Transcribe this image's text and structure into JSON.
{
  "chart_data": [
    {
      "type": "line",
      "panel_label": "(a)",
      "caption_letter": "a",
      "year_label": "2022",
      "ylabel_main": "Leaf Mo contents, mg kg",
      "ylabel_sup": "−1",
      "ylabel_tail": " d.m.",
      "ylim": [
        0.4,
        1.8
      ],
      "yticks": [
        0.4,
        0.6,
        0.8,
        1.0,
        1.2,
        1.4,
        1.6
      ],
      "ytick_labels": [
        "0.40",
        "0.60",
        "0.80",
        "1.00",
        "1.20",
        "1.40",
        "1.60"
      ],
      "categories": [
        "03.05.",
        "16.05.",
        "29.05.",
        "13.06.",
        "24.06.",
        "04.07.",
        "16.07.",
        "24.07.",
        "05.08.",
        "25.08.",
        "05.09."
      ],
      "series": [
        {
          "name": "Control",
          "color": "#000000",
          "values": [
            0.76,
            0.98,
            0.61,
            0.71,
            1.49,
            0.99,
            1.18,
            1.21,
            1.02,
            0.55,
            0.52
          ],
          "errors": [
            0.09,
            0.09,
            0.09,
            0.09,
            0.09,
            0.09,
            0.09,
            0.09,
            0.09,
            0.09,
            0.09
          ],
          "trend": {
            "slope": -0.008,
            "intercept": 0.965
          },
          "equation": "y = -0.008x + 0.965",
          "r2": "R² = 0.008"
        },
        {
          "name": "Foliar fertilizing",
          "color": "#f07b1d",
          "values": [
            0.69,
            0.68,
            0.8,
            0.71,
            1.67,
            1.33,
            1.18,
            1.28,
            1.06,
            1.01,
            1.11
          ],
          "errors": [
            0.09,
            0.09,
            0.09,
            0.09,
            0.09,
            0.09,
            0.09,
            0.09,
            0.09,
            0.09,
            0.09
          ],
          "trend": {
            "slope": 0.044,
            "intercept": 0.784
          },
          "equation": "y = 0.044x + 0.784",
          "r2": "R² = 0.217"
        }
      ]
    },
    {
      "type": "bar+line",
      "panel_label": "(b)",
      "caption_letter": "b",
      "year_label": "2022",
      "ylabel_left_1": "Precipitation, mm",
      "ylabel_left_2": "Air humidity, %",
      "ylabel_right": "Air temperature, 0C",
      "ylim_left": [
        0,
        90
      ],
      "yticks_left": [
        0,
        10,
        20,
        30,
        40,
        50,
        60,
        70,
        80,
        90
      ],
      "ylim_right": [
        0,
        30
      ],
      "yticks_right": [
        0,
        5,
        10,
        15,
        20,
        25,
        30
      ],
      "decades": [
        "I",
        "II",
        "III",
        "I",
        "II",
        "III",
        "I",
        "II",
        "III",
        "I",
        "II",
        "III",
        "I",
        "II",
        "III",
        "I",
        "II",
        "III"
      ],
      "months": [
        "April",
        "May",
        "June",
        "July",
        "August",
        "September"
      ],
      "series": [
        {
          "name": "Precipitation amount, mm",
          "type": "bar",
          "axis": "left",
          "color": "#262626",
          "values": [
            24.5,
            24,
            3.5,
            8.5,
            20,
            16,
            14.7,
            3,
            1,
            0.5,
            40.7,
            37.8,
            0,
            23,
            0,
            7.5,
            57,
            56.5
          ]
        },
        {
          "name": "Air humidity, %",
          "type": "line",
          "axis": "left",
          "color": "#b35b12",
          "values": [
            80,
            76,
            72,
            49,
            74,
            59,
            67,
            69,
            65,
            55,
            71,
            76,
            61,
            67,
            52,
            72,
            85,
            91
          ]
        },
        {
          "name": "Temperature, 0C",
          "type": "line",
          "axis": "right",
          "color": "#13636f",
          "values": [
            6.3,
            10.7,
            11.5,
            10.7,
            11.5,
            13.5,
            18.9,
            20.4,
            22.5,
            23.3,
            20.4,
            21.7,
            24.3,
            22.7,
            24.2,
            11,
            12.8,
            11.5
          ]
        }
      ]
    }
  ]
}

--

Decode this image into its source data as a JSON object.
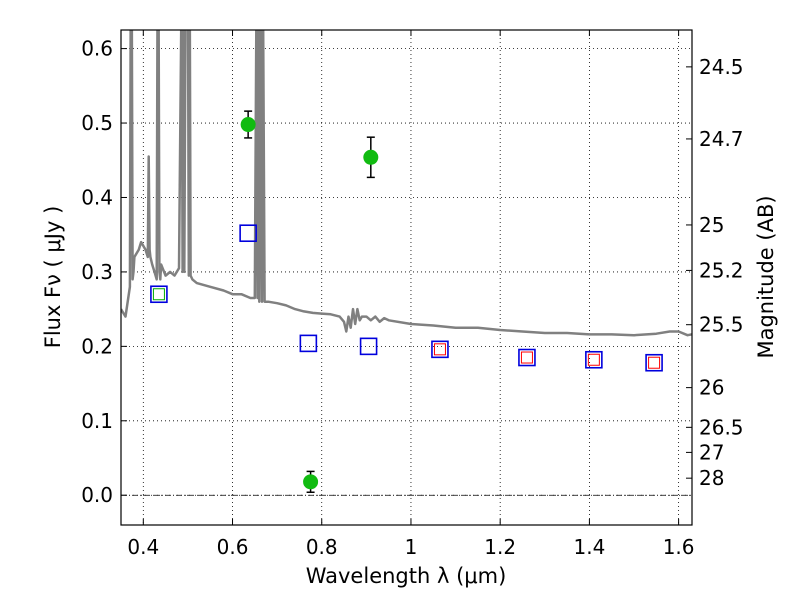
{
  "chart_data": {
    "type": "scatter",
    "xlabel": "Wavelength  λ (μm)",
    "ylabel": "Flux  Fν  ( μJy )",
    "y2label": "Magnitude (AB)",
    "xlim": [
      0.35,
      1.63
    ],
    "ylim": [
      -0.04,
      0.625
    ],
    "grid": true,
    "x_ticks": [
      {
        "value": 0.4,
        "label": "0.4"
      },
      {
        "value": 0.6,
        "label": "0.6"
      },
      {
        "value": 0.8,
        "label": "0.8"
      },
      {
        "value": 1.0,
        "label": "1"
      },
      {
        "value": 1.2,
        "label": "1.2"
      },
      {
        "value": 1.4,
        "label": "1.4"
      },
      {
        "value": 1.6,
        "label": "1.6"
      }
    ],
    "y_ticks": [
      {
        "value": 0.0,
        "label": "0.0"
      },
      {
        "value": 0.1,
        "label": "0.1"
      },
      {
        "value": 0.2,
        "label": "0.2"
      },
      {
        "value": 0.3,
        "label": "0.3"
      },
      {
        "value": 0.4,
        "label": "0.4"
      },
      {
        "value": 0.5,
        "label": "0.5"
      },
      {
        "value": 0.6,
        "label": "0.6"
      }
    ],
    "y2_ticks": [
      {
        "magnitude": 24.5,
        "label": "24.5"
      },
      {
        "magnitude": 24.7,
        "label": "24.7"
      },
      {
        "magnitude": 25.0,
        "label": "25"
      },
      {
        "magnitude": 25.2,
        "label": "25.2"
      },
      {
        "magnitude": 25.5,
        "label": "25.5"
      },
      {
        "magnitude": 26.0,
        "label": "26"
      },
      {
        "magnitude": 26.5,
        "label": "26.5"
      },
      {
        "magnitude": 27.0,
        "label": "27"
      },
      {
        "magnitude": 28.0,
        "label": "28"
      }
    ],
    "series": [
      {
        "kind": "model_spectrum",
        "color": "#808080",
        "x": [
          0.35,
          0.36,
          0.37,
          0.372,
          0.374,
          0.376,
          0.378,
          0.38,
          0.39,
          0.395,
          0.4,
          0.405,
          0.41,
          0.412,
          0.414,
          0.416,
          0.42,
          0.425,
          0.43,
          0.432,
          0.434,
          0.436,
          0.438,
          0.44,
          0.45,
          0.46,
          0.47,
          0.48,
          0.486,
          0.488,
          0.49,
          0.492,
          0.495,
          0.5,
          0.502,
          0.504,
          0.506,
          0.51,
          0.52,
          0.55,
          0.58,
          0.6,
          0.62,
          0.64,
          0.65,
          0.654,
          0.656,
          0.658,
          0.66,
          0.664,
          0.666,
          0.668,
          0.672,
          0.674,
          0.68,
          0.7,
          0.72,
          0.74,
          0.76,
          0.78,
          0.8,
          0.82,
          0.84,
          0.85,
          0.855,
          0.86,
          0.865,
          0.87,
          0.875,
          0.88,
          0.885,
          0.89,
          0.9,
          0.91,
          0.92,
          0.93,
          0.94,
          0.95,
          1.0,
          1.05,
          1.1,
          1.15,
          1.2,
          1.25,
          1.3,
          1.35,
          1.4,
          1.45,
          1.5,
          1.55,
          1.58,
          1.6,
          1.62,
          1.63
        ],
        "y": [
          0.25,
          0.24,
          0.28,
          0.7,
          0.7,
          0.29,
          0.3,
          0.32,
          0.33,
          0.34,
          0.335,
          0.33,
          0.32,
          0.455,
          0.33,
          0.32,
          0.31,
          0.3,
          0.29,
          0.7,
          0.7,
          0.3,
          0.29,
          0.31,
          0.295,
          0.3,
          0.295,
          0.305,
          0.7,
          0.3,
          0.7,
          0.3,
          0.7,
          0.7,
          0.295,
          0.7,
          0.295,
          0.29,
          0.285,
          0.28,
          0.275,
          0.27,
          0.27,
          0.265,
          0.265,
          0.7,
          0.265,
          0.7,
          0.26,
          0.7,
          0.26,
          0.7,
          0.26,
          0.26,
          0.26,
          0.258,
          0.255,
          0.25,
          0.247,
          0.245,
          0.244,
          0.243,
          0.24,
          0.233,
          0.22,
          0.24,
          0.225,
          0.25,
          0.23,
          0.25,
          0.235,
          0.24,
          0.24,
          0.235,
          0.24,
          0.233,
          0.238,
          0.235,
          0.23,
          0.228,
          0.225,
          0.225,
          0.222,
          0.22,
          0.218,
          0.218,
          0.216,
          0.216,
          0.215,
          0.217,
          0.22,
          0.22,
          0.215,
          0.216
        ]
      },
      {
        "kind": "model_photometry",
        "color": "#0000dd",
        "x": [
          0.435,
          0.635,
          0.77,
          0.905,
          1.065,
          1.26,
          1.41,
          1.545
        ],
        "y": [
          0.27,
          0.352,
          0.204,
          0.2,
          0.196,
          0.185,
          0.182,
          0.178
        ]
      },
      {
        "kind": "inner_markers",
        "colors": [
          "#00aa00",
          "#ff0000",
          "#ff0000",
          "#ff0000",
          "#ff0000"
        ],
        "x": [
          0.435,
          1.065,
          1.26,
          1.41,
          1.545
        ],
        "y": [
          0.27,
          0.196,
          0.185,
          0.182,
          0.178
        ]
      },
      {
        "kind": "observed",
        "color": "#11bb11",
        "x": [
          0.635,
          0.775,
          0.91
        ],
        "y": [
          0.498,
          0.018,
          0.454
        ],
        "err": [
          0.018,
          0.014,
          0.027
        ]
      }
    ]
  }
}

--

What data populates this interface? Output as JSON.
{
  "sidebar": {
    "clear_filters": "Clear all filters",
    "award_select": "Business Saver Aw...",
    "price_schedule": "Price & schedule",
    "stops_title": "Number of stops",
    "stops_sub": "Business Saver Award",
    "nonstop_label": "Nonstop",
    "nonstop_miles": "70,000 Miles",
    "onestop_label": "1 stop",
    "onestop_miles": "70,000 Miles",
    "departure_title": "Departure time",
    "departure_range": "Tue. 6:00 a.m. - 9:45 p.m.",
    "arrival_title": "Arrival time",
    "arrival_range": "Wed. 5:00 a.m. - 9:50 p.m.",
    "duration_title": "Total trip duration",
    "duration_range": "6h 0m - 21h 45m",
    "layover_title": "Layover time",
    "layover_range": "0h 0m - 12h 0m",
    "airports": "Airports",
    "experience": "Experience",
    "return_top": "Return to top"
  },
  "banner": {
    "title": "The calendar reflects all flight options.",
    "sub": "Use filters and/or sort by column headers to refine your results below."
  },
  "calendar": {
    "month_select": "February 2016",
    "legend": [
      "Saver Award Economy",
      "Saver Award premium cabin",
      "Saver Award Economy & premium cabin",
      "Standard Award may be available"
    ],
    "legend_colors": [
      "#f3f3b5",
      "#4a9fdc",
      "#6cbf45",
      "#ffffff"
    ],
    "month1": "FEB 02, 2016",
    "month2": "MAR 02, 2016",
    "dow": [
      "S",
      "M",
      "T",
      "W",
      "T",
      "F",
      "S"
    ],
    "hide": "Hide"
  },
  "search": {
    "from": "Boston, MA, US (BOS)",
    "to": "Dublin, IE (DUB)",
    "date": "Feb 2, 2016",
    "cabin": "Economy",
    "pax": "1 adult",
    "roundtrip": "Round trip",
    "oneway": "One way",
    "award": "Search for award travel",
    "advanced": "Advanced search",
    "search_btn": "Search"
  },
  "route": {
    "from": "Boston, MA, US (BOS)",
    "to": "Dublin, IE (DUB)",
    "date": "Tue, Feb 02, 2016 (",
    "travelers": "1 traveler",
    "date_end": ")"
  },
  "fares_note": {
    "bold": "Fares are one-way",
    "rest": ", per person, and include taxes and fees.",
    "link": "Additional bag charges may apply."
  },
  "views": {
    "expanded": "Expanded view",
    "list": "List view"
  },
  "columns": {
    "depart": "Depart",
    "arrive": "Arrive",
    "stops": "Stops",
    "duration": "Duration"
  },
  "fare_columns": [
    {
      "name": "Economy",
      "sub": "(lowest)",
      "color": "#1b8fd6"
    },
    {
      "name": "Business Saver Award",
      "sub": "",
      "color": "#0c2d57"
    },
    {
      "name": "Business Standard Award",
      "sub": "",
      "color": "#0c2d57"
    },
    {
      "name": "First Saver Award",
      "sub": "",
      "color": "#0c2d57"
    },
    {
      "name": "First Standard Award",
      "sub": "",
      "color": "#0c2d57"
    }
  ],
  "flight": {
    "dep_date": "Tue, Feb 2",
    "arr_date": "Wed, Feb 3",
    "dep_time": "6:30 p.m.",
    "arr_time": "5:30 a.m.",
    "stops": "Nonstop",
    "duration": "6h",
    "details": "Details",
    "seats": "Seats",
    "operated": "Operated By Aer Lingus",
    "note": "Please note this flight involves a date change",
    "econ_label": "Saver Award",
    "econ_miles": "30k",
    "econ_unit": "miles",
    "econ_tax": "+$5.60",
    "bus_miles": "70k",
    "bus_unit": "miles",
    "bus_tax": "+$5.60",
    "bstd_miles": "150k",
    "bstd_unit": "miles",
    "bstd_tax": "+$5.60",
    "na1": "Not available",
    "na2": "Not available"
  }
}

DIRECTION: Return every line above that contains the word "image".

SOLUTION TO THIS TASK:
Transcribe this image's text and structure into JSON.
Decode this image into its source data as a JSON object.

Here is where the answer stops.